SHORT PROBLEM: The data must be written out once more, precisely as given.

MATERIAL SHOWN:

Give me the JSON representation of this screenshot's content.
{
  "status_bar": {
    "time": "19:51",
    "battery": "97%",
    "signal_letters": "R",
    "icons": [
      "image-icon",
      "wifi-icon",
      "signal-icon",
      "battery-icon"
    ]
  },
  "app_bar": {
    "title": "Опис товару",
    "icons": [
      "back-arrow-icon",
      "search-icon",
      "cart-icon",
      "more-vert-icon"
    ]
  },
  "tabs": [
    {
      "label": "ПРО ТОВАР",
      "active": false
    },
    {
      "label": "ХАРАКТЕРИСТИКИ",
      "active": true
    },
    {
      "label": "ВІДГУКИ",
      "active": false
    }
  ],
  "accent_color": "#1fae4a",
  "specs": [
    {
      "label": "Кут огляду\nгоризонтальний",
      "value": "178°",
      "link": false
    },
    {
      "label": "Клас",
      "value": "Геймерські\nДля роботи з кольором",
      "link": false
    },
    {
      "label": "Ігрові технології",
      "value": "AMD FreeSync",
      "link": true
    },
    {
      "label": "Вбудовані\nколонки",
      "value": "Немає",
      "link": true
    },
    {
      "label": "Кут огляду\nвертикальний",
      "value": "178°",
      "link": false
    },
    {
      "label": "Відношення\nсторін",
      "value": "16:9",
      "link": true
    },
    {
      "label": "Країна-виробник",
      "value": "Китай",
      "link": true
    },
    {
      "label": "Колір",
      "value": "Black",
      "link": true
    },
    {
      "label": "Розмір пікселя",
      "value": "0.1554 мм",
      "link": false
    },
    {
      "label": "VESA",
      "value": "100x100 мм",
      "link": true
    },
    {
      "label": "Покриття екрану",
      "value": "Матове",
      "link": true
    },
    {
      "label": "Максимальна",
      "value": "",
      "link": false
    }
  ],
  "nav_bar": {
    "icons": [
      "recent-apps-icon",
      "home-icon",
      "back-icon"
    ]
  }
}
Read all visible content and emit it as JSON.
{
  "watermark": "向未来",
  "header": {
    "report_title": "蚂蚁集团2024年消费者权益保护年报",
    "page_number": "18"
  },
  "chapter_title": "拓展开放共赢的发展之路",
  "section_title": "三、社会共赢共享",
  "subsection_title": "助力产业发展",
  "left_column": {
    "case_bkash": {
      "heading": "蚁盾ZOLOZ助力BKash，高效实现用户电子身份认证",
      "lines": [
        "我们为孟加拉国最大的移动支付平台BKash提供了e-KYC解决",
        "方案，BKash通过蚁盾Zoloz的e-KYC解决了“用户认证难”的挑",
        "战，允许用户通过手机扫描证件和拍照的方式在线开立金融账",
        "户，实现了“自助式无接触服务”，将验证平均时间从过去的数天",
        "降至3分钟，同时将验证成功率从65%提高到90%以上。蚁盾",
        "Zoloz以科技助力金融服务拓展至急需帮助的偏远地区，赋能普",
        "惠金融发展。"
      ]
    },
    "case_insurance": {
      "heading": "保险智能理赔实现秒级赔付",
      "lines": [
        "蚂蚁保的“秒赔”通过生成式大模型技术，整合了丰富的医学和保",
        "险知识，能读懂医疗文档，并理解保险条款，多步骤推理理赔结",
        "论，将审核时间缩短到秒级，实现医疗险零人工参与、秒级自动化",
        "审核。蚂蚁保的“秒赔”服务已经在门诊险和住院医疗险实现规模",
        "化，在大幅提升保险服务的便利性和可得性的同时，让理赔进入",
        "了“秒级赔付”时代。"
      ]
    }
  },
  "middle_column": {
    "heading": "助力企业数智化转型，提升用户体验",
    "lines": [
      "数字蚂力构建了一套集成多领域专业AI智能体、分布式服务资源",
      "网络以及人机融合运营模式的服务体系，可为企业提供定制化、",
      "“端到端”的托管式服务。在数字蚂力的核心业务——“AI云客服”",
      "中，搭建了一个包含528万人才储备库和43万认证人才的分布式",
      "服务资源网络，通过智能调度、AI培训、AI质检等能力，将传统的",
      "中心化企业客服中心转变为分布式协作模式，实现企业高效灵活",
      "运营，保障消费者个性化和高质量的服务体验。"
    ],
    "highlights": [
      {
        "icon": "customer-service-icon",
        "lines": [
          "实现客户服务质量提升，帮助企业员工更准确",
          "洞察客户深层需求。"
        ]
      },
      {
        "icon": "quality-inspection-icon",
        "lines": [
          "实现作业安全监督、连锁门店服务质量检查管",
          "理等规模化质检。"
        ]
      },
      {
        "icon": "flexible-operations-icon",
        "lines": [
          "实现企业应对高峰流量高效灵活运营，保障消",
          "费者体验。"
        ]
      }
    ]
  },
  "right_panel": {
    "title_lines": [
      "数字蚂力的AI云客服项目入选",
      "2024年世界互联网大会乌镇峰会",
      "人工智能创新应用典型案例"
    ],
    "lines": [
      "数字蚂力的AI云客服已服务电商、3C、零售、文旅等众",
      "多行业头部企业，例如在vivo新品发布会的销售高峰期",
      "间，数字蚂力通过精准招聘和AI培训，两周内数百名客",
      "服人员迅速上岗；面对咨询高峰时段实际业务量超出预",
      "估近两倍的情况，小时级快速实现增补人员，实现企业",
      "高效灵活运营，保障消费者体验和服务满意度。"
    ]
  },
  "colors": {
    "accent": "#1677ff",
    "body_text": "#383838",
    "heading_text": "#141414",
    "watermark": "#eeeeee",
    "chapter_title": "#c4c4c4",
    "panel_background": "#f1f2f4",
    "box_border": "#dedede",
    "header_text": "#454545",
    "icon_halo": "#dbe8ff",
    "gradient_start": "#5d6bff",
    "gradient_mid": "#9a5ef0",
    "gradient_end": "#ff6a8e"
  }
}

CORRECT RESULT:
Give me the JSON representation of this screenshot's content.
{
  "status_bar": {
    "time": "19:51",
    "battery": "97%",
    "signal_letters": "R",
    "icons": [
      "image-icon",
      "wifi-icon",
      "signal-icon",
      "battery-icon"
    ]
  },
  "app_bar": {
    "title": "Опис товару",
    "icons": [
      "back-arrow-icon",
      "search-icon",
      "cart-icon",
      "more-vert-icon"
    ]
  },
  "tabs": [
    {
      "label": "ПРО ТОВАР",
      "active": false
    },
    {
      "label": "ХАРАКТЕРИСТИКИ",
      "active": true
    },
    {
      "label": "ВІДГУКИ",
      "active": false
    }
  ],
  "accent_color": "#1fae4a",
  "specs": [
    {
      "label": "Кут огляду\nгоризонтальний",
      "value": "178°",
      "link": false
    },
    {
      "label": "Клас",
      "value": "Геймерські\nДля роботи з кольором",
      "link": false
    },
    {
      "label": "Ігрові технології",
      "value": "AMD FreeSync",
      "link": true
    },
    {
      "label": "Вбудовані\nколонки",
      "value": "Немає",
      "link": true
    },
    {
      "label": "Кут огляду\nвертикальний",
      "value": "178°",
      "link": false
    },
    {
      "label": "Відношення\nсторін",
      "value": "16:9",
      "link": true
    },
    {
      "label": "Країна-виробник",
      "value": "Китай",
      "link": true
    },
    {
      "label": "Колір",
      "value": "Black",
      "link": true
    },
    {
      "label": "Розмір пікселя",
      "value": "0.1554 мм",
      "link": false
    },
    {
      "label": "VESA",
      "value": "100x100 мм",
      "link": true
    },
    {
      "label": "Покриття екрану",
      "value": "Матове",
      "link": true
    },
    {
      "label": "Максимальна",
      "value": "",
      "link": false
    }
  ],
  "nav_bar": {
    "icons": [
      "recent-apps-icon",
      "home-icon",
      "back-icon"
    ]
  }
}
Read all visible content and emit it as JSON.
{
  "watermark": "向未来",
  "header": {
    "report_title": "蚂蚁集团2024年消费者权益保护年报",
    "page_number": "18"
  },
  "chapter_title": "拓展开放共赢的发展之路",
  "section_title": "三、社会共赢共享",
  "subsection_title": "助力产业发展",
  "left_column": {
    "case_bkash": {
      "heading": "蚁盾ZOLOZ助力BKash，高效实现用户电子身份认证",
      "lines": [
        "我们为孟加拉国最大的移动支付平台BKash提供了e-KYC解决",
        "方案，BKash通过蚁盾Zoloz的e-KYC解决了“用户认证难”的挑",
        "战，允许用户通过手机扫描证件和拍照的方式在线开立金融账",
        "户，实现了“自助式无接触服务”，将验证平均时间从过去的数天",
        "降至3分钟，同时将验证成功率从65%提高到90%以上。蚁盾",
        "Zoloz以科技助力金融服务拓展至急需帮助的偏远地区，赋能普",
        "惠金融发展。"
      ]
    },
    "case_insurance": {
      "heading": "保险智能理赔实现秒级赔付",
      "lines": [
        "蚂蚁保的“秒赔”通过生成式大模型技术，整合了丰富的医学和保",
        "险知识，能读懂医疗文档，并理解保险条款，多步骤推理理赔结",
        "论，将审核时间缩短到秒级，实现医疗险零人工参与、秒级自动化",
        "审核。蚂蚁保的“秒赔”服务已经在门诊险和住院医疗险实现规模",
        "化，在大幅提升保险服务的便利性和可得性的同时，让理赔进入",
        "了“秒级赔付”时代。"
      ]
    }
  },
  "middle_column": {
    "heading": "助力企业数智化转型，提升用户体验",
    "lines": [
      "数字蚂力构建了一套集成多领域专业AI智能体、分布式服务资源",
      "网络以及人机融合运营模式的服务体系，可为企业提供定制化、",
      "“端到端”的托管式服务。在数字蚂力的核心业务——“AI云客服”",
      "中，搭建了一个包含528万人才储备库和43万认证人才的分布式",
      "服务资源网络，通过智能调度、AI培训、AI质检等能力，将传统的",
      "中心化企业客服中心转变为分布式协作模式，实现企业高效灵活",
      "运营，保障消费者个性化和高质量的服务体验。"
    ],
    "highlights": [
      {
        "icon": "customer-service-icon",
        "lines": [
          "实现客户服务质量提升，帮助企业员工更准确",
          "洞察客户深层需求。"
        ]
      },
      {
        "icon": "quality-inspection-icon",
        "lines": [
          "实现作业安全监督、连锁门店服务质量检查管",
          "理等规模化质检。"
        ]
      },
      {
        "icon": "flexible-operations-icon",
        "lines": [
          "实现企业应对高峰流量高效灵活运营，保障消",
          "费者体验。"
        ]
      }
    ]
  },
  "right_panel": {
    "title_lines": [
      "数字蚂力的AI云客服项目入选",
      "2024年世界互联网大会乌镇峰会",
      "人工智能创新应用典型案例"
    ],
    "lines": [
      "数字蚂力的AI云客服已服务电商、3C、零售、文旅等众",
      "多行业头部企业，例如在vivo新品发布会的销售高峰期",
      "间，数字蚂力通过精准招聘和AI培训，两周内数百名客",
      "服人员迅速上岗；面对咨询高峰时段实际业务量超出预",
      "估近两倍的情况，小时级快速实现增补人员，实现企业",
      "高效灵活运营，保障消费者体验和服务满意度。"
    ]
  },
  "colors": {
    "accent": "#1677ff",
    "body_text": "#383838",
    "heading_text": "#141414",
    "watermark": "#eeeeee",
    "chapter_title": "#c4c4c4",
    "panel_background": "#f1f2f4",
    "box_border": "#dedede",
    "header_text": "#454545",
    "icon_halo": "#dbe8ff",
    "gradient_start": "#5d6bff",
    "gradient_mid": "#9a5ef0",
    "gradient_end": "#ff6a8e"
  }
}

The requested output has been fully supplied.